***** Input for this task *****
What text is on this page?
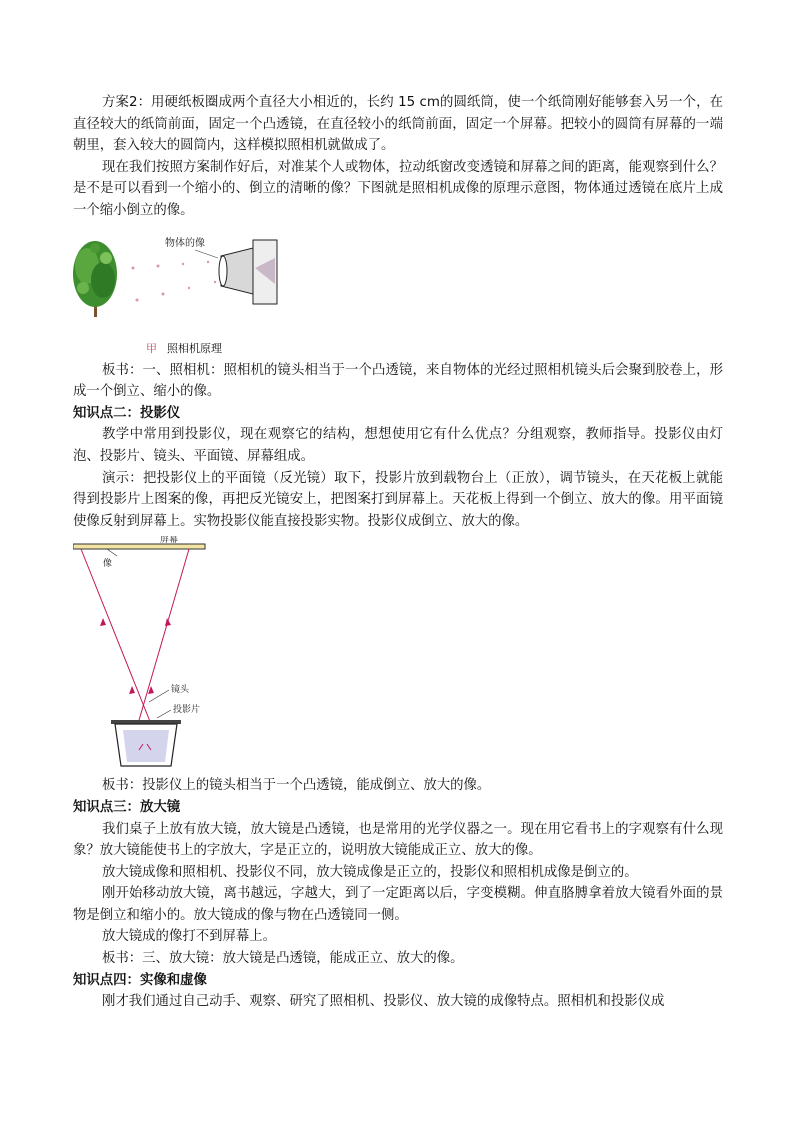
方案2：用硬纸板圈成两个直径大小相近的，长约 15 cm的圆纸筒，使一个纸筒刚好能够套入另一个，在直径较大的纸筒前面，固定一个凸透镜，在直径较小的纸筒前面，固定一个屏幕。把较小的圆筒有屏幕的一端朝里，套入较大的圆筒内，这样模拟照相机就做成了。

现在我们按照方案制作好后，对准某个人或物体，拉动纸窗改变透镜和屏幕之间的距离，能观察到什么？是不是可以看到一个缩小的、倒立的清晰的像？下图就是照相机成像的原理示意图，物体通过透镜在底片上成一个缩小倒立的像。

物体的像
甲 照相机原理

板书：一、照相机：照相机的镜头相当于一个凸透镜，来自物体的光经过照相机镜头后会聚到胶卷上，形成一个倒立、缩小的像。

知识点二：投影仪

教学中常用到投影仪，现在观察它的结构，想想使用它有什么优点？分组观察，教师指导。投影仪由灯泡、投影片、镜头、平面镜、屏幕组成。

演示：把投影仪上的平面镜（反光镜）取下，投影片放到载物台上（正放），调节镜头，在天花板上就能得到投影片上图案的像，再把反光镜安上，把图案打到屏幕上。天花板上得到一个倒立、放大的像。用平面镜使像反射到屏幕上。实物投影仪能直接投影实物。投影仪成倒立、放大的像。

屏幕
像
镜头
投影片

板书：投影仪上的镜头相当于一个凸透镜，能成倒立、放大的像。

知识点三：放大镜

我们桌子上放有放大镜，放大镜是凸透镜，也是常用的光学仪器之一。现在用它看书上的字观察有什么现象？放大镜能使书上的字放大，字是正立的，说明放大镜能成正立、放大的像。

放大镜成像和照相机、投影仪不同，放大镜成像是正立的，投影仪和照相机成像是倒立的。

刚开始移动放大镜，离书越远，字越大，到了一定距离以后，字变模糊。伸直胳膊拿着放大镜看外面的景物是倒立和缩小的。放大镜成的像与物在凸透镜同一侧。

放大镜成的像打不到屏幕上。

板书：三、放大镜：放大镜是凸透镜，能成正立、放大的像。

知识点四：实像和虚像

刚才我们通过自己动手、观察、研究了照相机、投影仪、放大镜的成像特点。照相机和投影仪成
*****
* [Task]:
Omit the pictures and output all of the other material exactly.

* [Output below]:
What text is on this page?
方案2：用硬纸板圈成两个直径大小相近的，长约 15 cm的圆纸筒，使一个纸筒刚好能够套入另一个，在直径较大的纸筒前面，固定一个凸透镜，在直径较小的纸筒前面，固定一个屏幕。把较小的圆筒有屏幕的一端朝里，套入较大的圆筒内，这样模拟照相机就做成了。

现在我们按照方案制作好后，对准某个人或物体，拉动纸窗改变透镜和屏幕之间的距离，能观察到什么？是不是可以看到一个缩小的、倒立的清晰的像？下图就是照相机成像的原理示意图，物体通过透镜在底片上成一个缩小倒立的像。

物体的像
甲 照相机原理

板书：一、照相机：照相机的镜头相当于一个凸透镜，来自物体的光经过照相机镜头后会聚到胶卷上，形成一个倒立、缩小的像。

知识点二：投影仪

教学中常用到投影仪，现在观察它的结构，想想使用它有什么优点？分组观察，教师指导。投影仪由灯泡、投影片、镜头、平面镜、屏幕组成。

演示：把投影仪上的平面镜（反光镜）取下，投影片放到载物台上（正放），调节镜头，在天花板上就能得到投影片上图案的像，再把反光镜安上，把图案打到屏幕上。天花板上得到一个倒立、放大的像。用平面镜使像反射到屏幕上。实物投影仪能直接投影实物。投影仪成倒立、放大的像。

屏幕
像
镜头
投影片

板书：投影仪上的镜头相当于一个凸透镜，能成倒立、放大的像。

知识点三：放大镜

我们桌子上放有放大镜，放大镜是凸透镜，也是常用的光学仪器之一。现在用它看书上的字观察有什么现象？放大镜能使书上的字放大，字是正立的，说明放大镜能成正立、放大的像。

放大镜成像和照相机、投影仪不同，放大镜成像是正立的，投影仪和照相机成像是倒立的。

刚开始移动放大镜，离书越远，字越大，到了一定距离以后，字变模糊。伸直胳膊拿着放大镜看外面的景物是倒立和缩小的。放大镜成的像与物在凸透镜同一侧。

放大镜成的像打不到屏幕上。

板书：三、放大镜：放大镜是凸透镜，能成正立、放大的像。

知识点四：实像和虚像

刚才我们通过自己动手、观察、研究了照相机、投影仪、放大镜的成像特点。照相机和投影仪成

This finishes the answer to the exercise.